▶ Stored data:
□ □ □ □

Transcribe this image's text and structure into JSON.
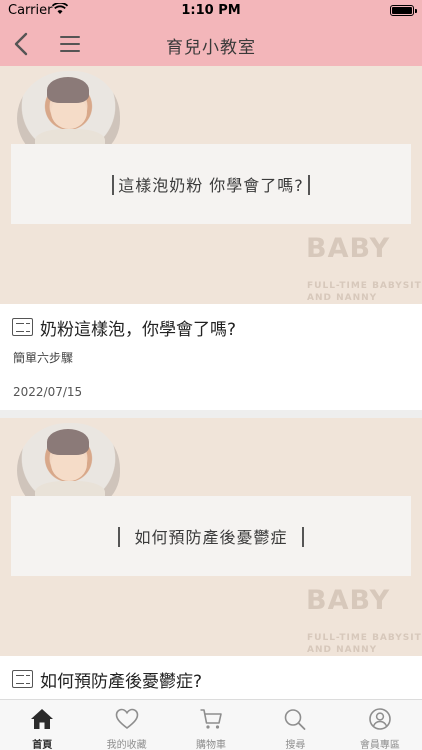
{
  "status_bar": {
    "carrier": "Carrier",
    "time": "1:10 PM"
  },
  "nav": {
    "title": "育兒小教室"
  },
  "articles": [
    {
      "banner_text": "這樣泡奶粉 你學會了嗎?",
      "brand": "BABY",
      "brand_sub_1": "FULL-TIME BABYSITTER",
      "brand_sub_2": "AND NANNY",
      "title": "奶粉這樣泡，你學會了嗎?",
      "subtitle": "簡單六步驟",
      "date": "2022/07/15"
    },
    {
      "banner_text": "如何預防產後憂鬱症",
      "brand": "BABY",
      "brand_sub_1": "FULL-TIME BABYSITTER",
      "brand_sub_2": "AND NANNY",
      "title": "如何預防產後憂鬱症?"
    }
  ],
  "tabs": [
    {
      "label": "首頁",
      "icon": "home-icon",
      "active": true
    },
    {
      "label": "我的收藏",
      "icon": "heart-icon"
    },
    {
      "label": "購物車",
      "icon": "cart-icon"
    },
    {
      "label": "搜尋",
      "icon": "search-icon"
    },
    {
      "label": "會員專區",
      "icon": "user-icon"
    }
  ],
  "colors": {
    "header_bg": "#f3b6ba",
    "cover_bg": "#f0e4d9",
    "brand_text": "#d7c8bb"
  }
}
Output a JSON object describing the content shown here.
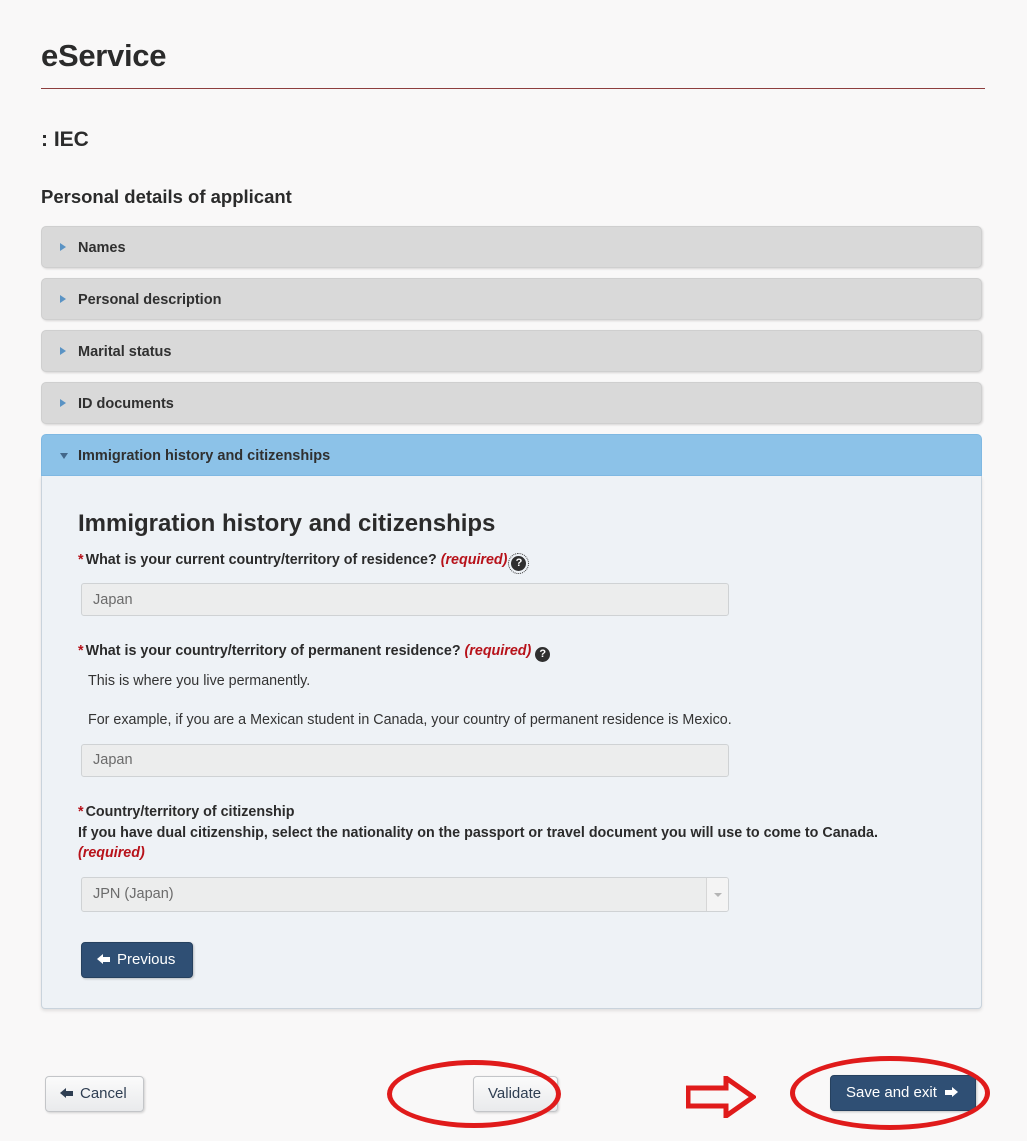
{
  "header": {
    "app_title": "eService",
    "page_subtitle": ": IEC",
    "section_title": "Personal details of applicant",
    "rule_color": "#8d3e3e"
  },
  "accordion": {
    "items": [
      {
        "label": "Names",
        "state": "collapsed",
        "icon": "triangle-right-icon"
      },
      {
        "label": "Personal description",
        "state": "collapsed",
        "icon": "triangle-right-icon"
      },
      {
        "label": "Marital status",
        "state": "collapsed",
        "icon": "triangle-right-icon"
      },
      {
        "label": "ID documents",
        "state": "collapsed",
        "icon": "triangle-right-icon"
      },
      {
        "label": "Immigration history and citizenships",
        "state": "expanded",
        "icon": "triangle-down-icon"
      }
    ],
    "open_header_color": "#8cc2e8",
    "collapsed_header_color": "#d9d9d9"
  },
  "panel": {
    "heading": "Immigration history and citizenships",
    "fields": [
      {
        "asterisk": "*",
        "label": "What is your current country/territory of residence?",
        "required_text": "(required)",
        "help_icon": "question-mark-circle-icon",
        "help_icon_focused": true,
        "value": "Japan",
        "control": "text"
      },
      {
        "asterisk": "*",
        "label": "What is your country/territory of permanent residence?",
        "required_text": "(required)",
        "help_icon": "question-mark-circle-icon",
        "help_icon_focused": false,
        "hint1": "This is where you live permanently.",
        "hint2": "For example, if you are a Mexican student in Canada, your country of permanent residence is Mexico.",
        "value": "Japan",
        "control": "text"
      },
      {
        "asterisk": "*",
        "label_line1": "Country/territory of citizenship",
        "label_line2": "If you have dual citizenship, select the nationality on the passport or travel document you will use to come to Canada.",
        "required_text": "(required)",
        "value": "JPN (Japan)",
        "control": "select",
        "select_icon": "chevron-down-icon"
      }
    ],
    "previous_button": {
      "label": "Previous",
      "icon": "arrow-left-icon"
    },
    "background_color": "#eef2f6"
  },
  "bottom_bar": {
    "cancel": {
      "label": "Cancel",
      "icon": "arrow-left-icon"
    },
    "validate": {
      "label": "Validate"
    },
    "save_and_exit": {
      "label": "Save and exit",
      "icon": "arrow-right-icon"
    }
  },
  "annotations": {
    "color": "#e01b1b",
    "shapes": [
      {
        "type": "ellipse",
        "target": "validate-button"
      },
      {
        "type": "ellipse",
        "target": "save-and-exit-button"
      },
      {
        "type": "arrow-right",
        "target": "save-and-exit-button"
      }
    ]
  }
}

□ □ □ □

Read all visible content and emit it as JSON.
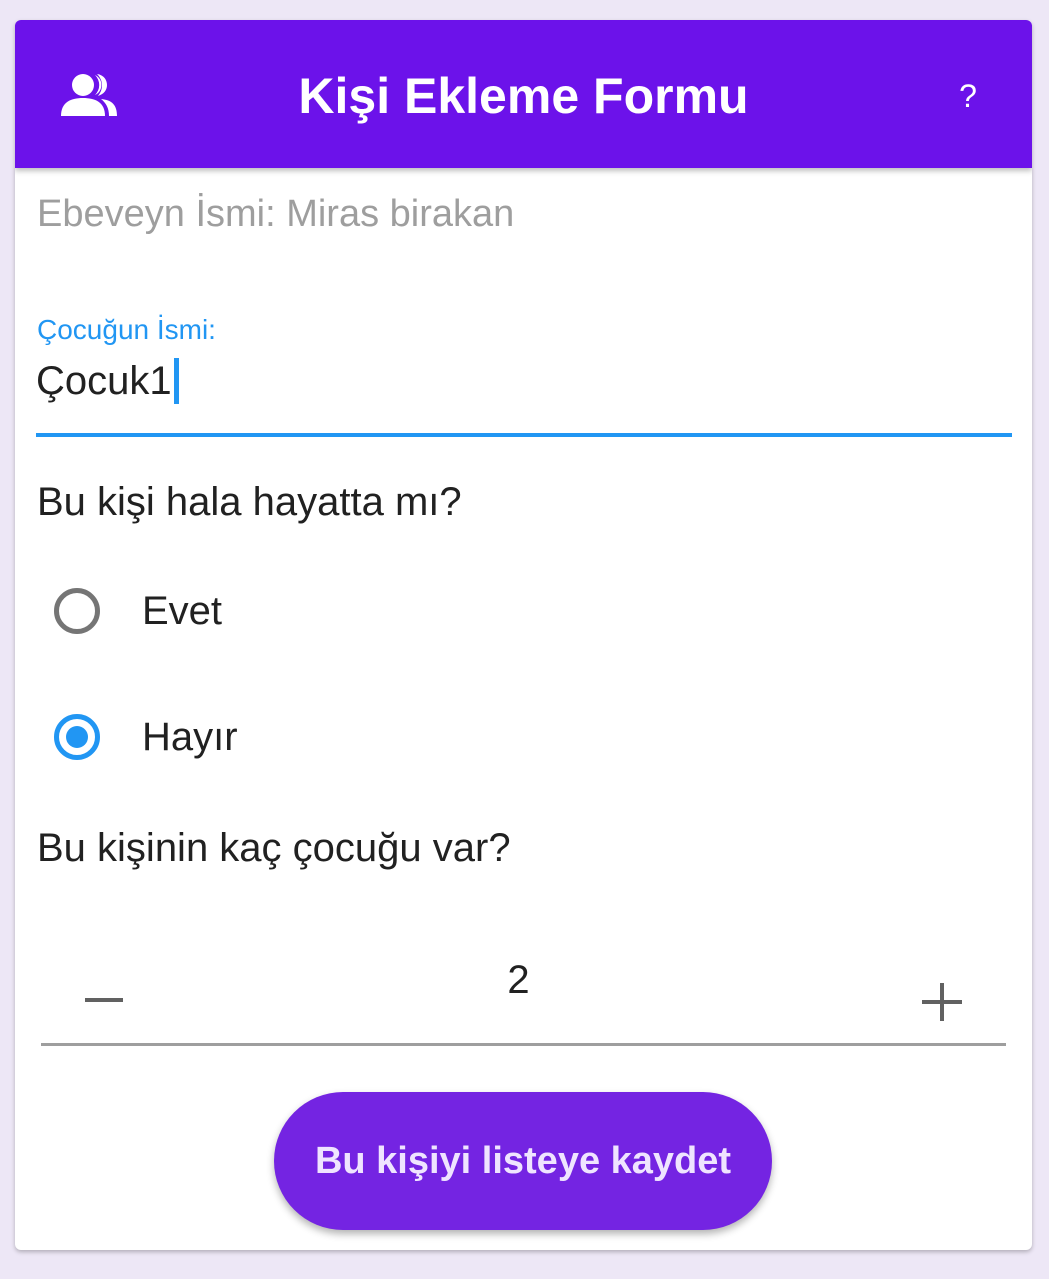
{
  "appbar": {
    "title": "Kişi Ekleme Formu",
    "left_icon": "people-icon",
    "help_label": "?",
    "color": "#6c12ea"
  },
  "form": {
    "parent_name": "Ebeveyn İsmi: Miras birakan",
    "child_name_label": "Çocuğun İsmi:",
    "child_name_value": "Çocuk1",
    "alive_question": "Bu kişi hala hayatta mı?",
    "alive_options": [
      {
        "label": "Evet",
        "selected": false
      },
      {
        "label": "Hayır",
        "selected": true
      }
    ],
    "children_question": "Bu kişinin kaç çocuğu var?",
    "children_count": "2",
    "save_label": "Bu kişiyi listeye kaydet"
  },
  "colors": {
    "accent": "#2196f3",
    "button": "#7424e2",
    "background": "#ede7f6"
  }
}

□ □ □ □

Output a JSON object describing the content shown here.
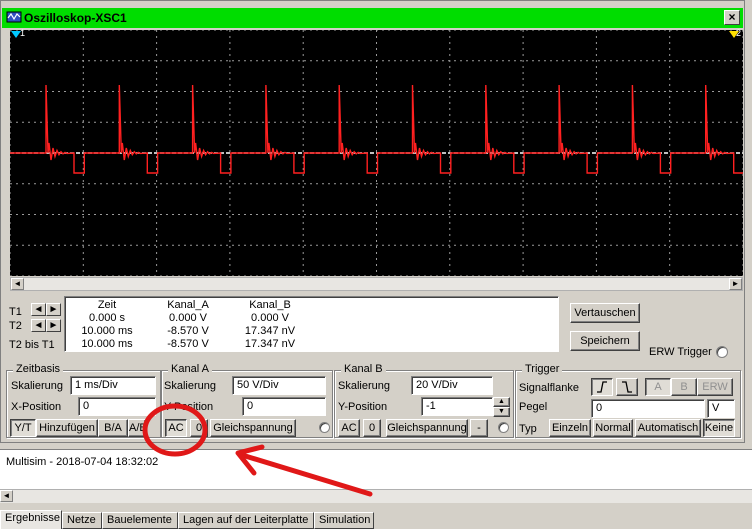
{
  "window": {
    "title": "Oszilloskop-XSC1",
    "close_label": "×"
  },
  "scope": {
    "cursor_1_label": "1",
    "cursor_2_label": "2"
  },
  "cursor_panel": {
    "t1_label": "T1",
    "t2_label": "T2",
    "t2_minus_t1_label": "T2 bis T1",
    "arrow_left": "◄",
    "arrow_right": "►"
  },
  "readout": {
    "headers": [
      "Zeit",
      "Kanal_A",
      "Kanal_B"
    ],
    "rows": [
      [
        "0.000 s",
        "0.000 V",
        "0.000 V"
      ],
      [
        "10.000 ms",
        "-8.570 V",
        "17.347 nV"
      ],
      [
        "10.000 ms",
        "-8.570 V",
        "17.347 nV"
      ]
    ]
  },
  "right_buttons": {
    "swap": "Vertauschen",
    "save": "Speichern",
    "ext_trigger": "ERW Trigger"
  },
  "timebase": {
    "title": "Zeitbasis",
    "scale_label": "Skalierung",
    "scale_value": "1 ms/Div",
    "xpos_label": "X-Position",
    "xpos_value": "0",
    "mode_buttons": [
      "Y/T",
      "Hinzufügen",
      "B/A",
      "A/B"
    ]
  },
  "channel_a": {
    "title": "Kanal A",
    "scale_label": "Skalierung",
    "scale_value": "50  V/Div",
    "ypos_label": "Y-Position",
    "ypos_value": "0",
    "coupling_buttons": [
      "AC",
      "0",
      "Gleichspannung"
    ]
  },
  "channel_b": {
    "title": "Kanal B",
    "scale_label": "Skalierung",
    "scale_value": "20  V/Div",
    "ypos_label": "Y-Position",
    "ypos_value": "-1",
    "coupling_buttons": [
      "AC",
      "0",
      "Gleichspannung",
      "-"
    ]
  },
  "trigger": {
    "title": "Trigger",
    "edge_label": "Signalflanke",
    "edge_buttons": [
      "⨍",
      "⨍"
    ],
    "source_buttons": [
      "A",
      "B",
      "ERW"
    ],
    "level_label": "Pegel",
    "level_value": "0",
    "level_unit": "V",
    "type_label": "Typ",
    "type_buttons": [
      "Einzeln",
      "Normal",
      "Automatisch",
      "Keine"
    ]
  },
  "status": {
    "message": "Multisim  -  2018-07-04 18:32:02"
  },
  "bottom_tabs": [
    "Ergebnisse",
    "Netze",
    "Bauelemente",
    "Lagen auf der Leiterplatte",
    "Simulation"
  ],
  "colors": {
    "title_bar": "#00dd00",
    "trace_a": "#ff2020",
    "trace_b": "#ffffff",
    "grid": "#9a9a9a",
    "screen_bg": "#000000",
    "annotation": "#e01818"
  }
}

□ □ □ □

▶ Goal:
Reply with only the number of lines in the material above where the string "Immigration" appears.

▶ Output of the exercise:
2